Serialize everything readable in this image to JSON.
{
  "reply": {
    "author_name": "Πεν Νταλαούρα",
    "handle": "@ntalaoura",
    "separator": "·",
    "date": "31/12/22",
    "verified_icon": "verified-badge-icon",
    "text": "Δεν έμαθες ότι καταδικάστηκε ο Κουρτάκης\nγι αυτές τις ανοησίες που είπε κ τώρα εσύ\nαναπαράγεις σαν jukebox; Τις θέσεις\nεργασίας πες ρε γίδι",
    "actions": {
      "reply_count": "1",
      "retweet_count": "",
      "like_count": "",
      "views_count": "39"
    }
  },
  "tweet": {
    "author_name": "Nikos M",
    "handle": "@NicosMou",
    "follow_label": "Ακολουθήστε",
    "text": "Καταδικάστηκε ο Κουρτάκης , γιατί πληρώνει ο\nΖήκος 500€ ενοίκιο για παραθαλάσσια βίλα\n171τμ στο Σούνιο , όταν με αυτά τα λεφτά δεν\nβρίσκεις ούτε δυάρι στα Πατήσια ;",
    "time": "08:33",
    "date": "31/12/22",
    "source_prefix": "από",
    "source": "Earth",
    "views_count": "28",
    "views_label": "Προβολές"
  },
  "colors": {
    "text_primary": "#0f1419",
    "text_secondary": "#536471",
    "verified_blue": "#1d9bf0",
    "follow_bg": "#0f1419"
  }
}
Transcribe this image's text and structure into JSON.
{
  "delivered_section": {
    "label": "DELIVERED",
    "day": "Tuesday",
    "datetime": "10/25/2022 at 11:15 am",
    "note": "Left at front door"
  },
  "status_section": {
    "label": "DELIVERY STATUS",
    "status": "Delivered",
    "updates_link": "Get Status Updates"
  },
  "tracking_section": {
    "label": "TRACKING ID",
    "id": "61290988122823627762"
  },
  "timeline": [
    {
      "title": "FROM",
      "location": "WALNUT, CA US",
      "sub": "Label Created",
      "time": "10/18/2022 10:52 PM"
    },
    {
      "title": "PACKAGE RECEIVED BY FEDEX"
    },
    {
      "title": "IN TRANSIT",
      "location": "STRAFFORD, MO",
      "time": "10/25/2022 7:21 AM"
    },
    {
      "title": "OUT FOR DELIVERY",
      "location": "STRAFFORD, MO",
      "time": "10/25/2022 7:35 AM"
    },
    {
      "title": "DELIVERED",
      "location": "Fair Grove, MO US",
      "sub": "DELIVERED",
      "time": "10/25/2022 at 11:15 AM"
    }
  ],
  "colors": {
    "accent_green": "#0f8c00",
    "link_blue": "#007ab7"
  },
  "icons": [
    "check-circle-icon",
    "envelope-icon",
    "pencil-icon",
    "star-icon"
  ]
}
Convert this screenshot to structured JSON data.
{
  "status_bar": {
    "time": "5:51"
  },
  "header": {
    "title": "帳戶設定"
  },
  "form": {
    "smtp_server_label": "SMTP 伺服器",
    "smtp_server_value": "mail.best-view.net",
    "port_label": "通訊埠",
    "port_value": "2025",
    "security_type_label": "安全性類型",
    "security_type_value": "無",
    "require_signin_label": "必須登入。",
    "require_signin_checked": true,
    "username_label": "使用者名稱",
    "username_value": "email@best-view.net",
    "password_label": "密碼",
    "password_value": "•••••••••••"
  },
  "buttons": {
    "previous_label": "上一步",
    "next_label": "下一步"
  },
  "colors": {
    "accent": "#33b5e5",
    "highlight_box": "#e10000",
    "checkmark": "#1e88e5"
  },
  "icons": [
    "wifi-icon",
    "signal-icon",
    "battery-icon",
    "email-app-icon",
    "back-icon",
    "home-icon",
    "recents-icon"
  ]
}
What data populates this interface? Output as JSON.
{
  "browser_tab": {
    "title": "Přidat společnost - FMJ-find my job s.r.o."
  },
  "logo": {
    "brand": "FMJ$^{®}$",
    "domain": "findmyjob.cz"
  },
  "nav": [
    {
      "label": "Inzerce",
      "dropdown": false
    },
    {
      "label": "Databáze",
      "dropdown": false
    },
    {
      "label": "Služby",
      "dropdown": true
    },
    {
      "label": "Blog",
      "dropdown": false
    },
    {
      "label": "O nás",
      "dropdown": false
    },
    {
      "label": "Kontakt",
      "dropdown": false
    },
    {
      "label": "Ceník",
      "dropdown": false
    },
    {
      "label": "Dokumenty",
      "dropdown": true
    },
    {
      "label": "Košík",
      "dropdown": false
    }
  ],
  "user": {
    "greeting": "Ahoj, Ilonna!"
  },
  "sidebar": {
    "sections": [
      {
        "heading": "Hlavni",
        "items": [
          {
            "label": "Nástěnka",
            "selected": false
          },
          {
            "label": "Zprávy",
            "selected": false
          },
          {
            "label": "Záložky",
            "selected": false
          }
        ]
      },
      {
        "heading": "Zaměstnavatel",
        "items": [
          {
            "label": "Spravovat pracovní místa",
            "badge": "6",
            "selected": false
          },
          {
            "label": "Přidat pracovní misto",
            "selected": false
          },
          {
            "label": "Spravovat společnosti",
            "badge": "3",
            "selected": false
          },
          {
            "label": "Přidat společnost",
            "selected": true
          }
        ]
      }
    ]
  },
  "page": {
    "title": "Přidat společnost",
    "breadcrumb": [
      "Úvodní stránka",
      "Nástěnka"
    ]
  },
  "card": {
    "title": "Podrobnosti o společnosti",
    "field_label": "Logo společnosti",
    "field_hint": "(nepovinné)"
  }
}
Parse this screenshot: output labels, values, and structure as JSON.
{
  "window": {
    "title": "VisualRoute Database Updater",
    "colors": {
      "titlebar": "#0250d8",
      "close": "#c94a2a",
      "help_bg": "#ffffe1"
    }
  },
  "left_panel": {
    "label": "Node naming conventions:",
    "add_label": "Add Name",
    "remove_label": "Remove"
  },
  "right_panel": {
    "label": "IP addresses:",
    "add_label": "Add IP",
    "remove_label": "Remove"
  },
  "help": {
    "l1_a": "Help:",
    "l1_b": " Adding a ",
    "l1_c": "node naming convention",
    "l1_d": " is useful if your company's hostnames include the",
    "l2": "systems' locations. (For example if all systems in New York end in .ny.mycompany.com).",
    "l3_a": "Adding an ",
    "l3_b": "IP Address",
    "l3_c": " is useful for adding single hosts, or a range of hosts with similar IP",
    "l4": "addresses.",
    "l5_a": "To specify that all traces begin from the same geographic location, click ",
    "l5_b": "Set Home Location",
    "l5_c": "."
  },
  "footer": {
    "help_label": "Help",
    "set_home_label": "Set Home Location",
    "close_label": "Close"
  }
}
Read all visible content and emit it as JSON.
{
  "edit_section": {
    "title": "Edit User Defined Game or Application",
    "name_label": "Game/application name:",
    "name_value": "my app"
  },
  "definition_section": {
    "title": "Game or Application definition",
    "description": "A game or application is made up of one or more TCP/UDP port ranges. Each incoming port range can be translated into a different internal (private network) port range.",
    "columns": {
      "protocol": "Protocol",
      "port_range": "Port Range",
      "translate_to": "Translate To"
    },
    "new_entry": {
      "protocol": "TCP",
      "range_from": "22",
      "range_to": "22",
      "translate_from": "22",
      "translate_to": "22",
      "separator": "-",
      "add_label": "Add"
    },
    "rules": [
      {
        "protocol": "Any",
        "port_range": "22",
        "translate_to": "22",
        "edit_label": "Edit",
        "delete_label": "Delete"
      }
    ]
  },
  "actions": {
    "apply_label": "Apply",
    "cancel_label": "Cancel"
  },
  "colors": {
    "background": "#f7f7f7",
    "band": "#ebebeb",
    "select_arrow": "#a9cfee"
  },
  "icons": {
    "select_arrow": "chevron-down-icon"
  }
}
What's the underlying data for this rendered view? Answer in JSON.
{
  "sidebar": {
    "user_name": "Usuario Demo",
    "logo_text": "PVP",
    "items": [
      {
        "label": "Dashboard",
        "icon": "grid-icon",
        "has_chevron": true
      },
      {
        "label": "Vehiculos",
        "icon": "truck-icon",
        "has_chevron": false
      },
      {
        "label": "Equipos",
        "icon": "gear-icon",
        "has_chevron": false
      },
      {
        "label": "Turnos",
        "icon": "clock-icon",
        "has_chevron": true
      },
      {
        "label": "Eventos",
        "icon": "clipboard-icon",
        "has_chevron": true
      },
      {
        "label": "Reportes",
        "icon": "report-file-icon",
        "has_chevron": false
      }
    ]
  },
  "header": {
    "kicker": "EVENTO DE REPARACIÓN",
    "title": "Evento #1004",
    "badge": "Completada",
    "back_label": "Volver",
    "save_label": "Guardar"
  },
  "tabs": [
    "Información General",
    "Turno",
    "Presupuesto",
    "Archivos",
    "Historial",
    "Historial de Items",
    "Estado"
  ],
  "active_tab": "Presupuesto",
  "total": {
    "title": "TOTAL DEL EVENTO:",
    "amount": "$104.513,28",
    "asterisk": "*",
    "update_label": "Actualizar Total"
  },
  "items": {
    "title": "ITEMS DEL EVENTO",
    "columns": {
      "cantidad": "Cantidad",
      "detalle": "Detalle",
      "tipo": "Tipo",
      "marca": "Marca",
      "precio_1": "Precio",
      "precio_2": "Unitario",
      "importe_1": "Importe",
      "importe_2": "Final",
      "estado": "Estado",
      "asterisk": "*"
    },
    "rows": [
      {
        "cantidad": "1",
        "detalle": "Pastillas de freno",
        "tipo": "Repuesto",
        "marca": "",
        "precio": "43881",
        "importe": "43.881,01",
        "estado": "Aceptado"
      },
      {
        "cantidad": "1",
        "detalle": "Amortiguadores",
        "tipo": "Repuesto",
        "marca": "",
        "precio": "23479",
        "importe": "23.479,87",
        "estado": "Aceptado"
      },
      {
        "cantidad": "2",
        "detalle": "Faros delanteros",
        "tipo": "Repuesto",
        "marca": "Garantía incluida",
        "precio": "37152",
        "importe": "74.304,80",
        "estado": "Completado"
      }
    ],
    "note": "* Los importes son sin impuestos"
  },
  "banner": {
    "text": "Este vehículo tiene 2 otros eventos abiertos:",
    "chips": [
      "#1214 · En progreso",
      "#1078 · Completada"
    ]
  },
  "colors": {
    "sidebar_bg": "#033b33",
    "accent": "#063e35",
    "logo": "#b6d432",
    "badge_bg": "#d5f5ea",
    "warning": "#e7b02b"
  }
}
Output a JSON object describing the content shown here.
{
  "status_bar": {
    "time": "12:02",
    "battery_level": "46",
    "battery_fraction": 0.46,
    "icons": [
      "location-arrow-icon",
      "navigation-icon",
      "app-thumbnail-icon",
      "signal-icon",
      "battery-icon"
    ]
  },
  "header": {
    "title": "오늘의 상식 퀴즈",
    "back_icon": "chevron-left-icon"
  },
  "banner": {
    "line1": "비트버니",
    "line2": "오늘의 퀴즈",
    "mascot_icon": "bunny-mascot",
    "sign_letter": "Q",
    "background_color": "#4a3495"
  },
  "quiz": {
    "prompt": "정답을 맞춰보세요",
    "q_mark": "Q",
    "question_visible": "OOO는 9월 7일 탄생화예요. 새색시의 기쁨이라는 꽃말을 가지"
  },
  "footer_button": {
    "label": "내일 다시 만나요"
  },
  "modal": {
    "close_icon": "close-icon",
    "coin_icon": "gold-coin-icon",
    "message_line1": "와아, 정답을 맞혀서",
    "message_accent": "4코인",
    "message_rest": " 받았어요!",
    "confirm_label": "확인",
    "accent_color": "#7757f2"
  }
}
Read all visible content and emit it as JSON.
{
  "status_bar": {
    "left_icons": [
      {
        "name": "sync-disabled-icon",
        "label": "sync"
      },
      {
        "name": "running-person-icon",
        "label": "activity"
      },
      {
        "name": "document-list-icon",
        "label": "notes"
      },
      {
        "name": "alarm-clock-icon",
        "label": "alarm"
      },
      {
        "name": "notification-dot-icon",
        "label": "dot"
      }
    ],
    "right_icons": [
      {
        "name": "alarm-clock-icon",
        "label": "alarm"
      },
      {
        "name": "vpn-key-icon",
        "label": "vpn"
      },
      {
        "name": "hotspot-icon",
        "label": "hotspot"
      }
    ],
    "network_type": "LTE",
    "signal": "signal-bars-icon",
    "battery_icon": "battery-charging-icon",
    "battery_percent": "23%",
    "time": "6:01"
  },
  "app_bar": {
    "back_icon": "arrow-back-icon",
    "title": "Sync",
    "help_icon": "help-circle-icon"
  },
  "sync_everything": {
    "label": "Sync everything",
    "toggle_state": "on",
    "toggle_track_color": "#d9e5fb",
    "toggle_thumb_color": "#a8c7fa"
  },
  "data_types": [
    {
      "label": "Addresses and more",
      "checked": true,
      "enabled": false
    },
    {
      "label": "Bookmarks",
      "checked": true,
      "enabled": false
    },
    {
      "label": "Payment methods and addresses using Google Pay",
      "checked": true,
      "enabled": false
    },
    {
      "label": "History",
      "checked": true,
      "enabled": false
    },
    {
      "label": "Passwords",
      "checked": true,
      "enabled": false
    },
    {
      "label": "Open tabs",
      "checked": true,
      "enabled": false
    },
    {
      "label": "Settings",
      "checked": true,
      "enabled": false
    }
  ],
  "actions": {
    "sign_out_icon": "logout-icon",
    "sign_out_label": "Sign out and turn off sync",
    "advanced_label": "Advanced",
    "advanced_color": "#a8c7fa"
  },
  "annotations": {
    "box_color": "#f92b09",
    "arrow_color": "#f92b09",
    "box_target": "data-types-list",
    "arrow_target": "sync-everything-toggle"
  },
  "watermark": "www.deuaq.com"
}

══════════════════════════════

What is required:
Count the lines above that contain the word "image". Give only the number.

Result of this exercise:
2